TASK DETAILS: Repeat the material exactly, every line of it.

LISTING:

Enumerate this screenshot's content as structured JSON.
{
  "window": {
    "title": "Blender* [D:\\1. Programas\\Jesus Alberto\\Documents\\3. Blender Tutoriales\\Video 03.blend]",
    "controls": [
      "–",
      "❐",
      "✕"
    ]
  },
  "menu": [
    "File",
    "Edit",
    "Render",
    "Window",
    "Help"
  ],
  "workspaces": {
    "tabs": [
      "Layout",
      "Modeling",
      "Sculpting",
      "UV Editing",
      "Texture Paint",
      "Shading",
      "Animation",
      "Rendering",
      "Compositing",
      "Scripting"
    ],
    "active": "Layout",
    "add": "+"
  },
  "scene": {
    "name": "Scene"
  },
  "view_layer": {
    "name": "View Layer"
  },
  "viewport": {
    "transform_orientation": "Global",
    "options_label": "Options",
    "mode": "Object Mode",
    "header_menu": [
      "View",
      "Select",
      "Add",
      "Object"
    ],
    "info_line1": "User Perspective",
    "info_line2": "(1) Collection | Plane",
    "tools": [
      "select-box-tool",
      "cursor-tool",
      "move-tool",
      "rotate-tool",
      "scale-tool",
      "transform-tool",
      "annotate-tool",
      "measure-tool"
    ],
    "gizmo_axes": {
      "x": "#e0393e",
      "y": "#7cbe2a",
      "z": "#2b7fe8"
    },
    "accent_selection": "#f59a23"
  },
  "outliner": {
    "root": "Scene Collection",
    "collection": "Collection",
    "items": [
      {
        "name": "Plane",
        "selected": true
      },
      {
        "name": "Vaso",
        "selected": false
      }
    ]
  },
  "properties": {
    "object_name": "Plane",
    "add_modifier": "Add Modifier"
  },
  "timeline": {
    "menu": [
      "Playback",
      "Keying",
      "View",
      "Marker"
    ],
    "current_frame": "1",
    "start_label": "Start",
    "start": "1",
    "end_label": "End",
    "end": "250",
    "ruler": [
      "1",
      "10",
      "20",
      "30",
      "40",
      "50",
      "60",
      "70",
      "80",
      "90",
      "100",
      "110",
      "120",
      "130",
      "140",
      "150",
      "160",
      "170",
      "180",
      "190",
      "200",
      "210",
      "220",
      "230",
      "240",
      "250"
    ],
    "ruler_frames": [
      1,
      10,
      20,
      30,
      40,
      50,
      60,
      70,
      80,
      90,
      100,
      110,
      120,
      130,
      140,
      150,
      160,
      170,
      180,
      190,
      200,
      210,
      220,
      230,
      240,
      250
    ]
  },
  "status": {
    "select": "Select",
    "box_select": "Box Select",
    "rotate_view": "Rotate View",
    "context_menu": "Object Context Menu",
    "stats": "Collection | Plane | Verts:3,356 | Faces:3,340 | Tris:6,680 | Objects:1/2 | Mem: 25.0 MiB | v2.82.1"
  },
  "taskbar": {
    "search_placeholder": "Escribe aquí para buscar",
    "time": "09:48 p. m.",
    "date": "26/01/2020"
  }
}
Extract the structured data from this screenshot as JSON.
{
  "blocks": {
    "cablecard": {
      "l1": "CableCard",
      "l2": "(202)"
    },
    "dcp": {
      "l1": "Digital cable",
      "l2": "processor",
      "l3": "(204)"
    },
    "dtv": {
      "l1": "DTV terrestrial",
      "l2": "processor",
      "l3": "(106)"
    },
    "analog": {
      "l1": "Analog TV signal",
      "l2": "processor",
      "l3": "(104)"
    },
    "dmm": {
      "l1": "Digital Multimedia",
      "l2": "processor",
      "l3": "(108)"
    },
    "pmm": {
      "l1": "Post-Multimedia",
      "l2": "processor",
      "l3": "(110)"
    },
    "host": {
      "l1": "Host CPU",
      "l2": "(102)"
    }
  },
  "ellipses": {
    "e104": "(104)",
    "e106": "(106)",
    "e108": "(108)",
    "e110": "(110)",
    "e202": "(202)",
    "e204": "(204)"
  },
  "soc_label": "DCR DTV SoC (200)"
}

RESPONSE TO THIS TASK:
Enumerate this screenshot's content as structured JSON.
{
  "window": {
    "title": "Blender* [D:\\1. Programas\\Jesus Alberto\\Documents\\3. Blender Tutoriales\\Video 03.blend]",
    "controls": [
      "–",
      "❐",
      "✕"
    ]
  },
  "menu": [
    "File",
    "Edit",
    "Render",
    "Window",
    "Help"
  ],
  "workspaces": {
    "tabs": [
      "Layout",
      "Modeling",
      "Sculpting",
      "UV Editing",
      "Texture Paint",
      "Shading",
      "Animation",
      "Rendering",
      "Compositing",
      "Scripting"
    ],
    "active": "Layout",
    "add": "+"
  },
  "scene": {
    "name": "Scene"
  },
  "view_layer": {
    "name": "View Layer"
  },
  "viewport": {
    "transform_orientation": "Global",
    "options_label": "Options",
    "mode": "Object Mode",
    "header_menu": [
      "View",
      "Select",
      "Add",
      "Object"
    ],
    "info_line1": "User Perspective",
    "info_line2": "(1) Collection | Plane",
    "tools": [
      "select-box-tool",
      "cursor-tool",
      "move-tool",
      "rotate-tool",
      "scale-tool",
      "transform-tool",
      "annotate-tool",
      "measure-tool"
    ],
    "gizmo_axes": {
      "x": "#e0393e",
      "y": "#7cbe2a",
      "z": "#2b7fe8"
    },
    "accent_selection": "#f59a23"
  },
  "outliner": {
    "root": "Scene Collection",
    "collection": "Collection",
    "items": [
      {
        "name": "Plane",
        "selected": true
      },
      {
        "name": "Vaso",
        "selected": false
      }
    ]
  },
  "properties": {
    "object_name": "Plane",
    "add_modifier": "Add Modifier"
  },
  "timeline": {
    "menu": [
      "Playback",
      "Keying",
      "View",
      "Marker"
    ],
    "current_frame": "1",
    "start_label": "Start",
    "start": "1",
    "end_label": "End",
    "end": "250",
    "ruler": [
      "1",
      "10",
      "20",
      "30",
      "40",
      "50",
      "60",
      "70",
      "80",
      "90",
      "100",
      "110",
      "120",
      "130",
      "140",
      "150",
      "160",
      "170",
      "180",
      "190",
      "200",
      "210",
      "220",
      "230",
      "240",
      "250"
    ],
    "ruler_frames": [
      1,
      10,
      20,
      30,
      40,
      50,
      60,
      70,
      80,
      90,
      100,
      110,
      120,
      130,
      140,
      150,
      160,
      170,
      180,
      190,
      200,
      210,
      220,
      230,
      240,
      250
    ]
  },
  "status": {
    "select": "Select",
    "box_select": "Box Select",
    "rotate_view": "Rotate View",
    "context_menu": "Object Context Menu",
    "stats": "Collection | Plane | Verts:3,356 | Faces:3,340 | Tris:6,680 | Objects:1/2 | Mem: 25.0 MiB | v2.82.1"
  },
  "taskbar": {
    "search_placeholder": "Escribe aquí para buscar",
    "time": "09:48 p. m.",
    "date": "26/01/2020"
  }
}
Extract the structured data from this screenshot as JSON.
{
  "blocks": {
    "cablecard": {
      "l1": "CableCard",
      "l2": "(202)"
    },
    "dcp": {
      "l1": "Digital cable",
      "l2": "processor",
      "l3": "(204)"
    },
    "dtv": {
      "l1": "DTV terrestrial",
      "l2": "processor",
      "l3": "(106)"
    },
    "analog": {
      "l1": "Analog TV signal",
      "l2": "processor",
      "l3": "(104)"
    },
    "dmm": {
      "l1": "Digital Multimedia",
      "l2": "processor",
      "l3": "(108)"
    },
    "pmm": {
      "l1": "Post-Multimedia",
      "l2": "processor",
      "l3": "(110)"
    },
    "host": {
      "l1": "Host CPU",
      "l2": "(102)"
    }
  },
  "ellipses": {
    "e104": "(104)",
    "e106": "(106)",
    "e108": "(108)",
    "e110": "(110)",
    "e202": "(202)",
    "e204": "(204)"
  },
  "soc_label": "DCR DTV SoC (200)"
}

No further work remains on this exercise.